◆ **Written problem**
Extract the records in full, leaving every picture out.

[Data entries for graphics]
◇ ◇ ◇ ◇ ◇ ◇ ◇
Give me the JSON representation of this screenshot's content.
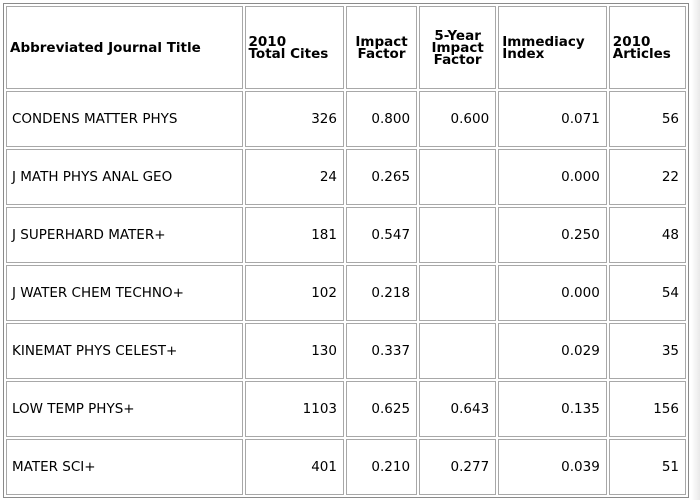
{
  "table": {
    "headers": [
      {
        "line1": "Abbreviated Journal Title",
        "line2": "",
        "line3": ""
      },
      {
        "line1": "2010",
        "line2": "Total Cites",
        "line3": ""
      },
      {
        "line1": "Impact",
        "line2": "Factor",
        "line3": ""
      },
      {
        "line1": "5-Year",
        "line2": "Impact",
        "line3": "Factor"
      },
      {
        "line1": "Immediacy",
        "line2": "Index",
        "line3": ""
      },
      {
        "line1": "2010",
        "line2": "Articles",
        "line3": ""
      }
    ],
    "rows": [
      {
        "title": "CONDENS MATTER PHYS",
        "total_cites": "326",
        "impact_factor": "0.800",
        "five_year": "0.600",
        "immediacy": "0.071",
        "articles": "56"
      },
      {
        "title": "J MATH PHYS ANAL GEO",
        "total_cites": "24",
        "impact_factor": "0.265",
        "five_year": "",
        "immediacy": "0.000",
        "articles": "22"
      },
      {
        "title": "J SUPERHARD MATER+",
        "total_cites": "181",
        "impact_factor": "0.547",
        "five_year": "",
        "immediacy": "0.250",
        "articles": "48"
      },
      {
        "title": "J WATER CHEM TECHNO+",
        "total_cites": "102",
        "impact_factor": "0.218",
        "five_year": "",
        "immediacy": "0.000",
        "articles": "54"
      },
      {
        "title": "KINEMAT PHYS CELEST+",
        "total_cites": "130",
        "impact_factor": "0.337",
        "five_year": "",
        "immediacy": "0.029",
        "articles": "35"
      },
      {
        "title": "LOW TEMP PHYS+",
        "total_cites": "1103",
        "impact_factor": "0.625",
        "five_year": "0.643",
        "immediacy": "0.135",
        "articles": "156"
      },
      {
        "title": "MATER SCI+",
        "total_cites": "401",
        "impact_factor": "0.210",
        "five_year": "0.277",
        "immediacy": "0.039",
        "articles": "51"
      }
    ]
  }
}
◇ ◇ ◇ ◇ ◇ ◇ ◇
◆ **Solved problem**
Give me the JSON representation of this screenshot's content.
{
  "table": {
    "headers": [
      {
        "line1": "Abbreviated Journal Title",
        "line2": "",
        "line3": ""
      },
      {
        "line1": "2010",
        "line2": "Total Cites",
        "line3": ""
      },
      {
        "line1": "Impact",
        "line2": "Factor",
        "line3": ""
      },
      {
        "line1": "5-Year",
        "line2": "Impact",
        "line3": "Factor"
      },
      {
        "line1": "Immediacy",
        "line2": "Index",
        "line3": ""
      },
      {
        "line1": "2010",
        "line2": "Articles",
        "line3": ""
      }
    ],
    "rows": [
      {
        "title": "CONDENS MATTER PHYS",
        "total_cites": "326",
        "impact_factor": "0.800",
        "five_year": "0.600",
        "immediacy": "0.071",
        "articles": "56"
      },
      {
        "title": "J MATH PHYS ANAL GEO",
        "total_cites": "24",
        "impact_factor": "0.265",
        "five_year": "",
        "immediacy": "0.000",
        "articles": "22"
      },
      {
        "title": "J SUPERHARD MATER+",
        "total_cites": "181",
        "impact_factor": "0.547",
        "five_year": "",
        "immediacy": "0.250",
        "articles": "48"
      },
      {
        "title": "J WATER CHEM TECHNO+",
        "total_cites": "102",
        "impact_factor": "0.218",
        "five_year": "",
        "immediacy": "0.000",
        "articles": "54"
      },
      {
        "title": "KINEMAT PHYS CELEST+",
        "total_cites": "130",
        "impact_factor": "0.337",
        "five_year": "",
        "immediacy": "0.029",
        "articles": "35"
      },
      {
        "title": "LOW TEMP PHYS+",
        "total_cites": "1103",
        "impact_factor": "0.625",
        "five_year": "0.643",
        "immediacy": "0.135",
        "articles": "156"
      },
      {
        "title": "MATER SCI+",
        "total_cites": "401",
        "impact_factor": "0.210",
        "five_year": "0.277",
        "immediacy": "0.039",
        "articles": "51"
      }
    ]
  }
}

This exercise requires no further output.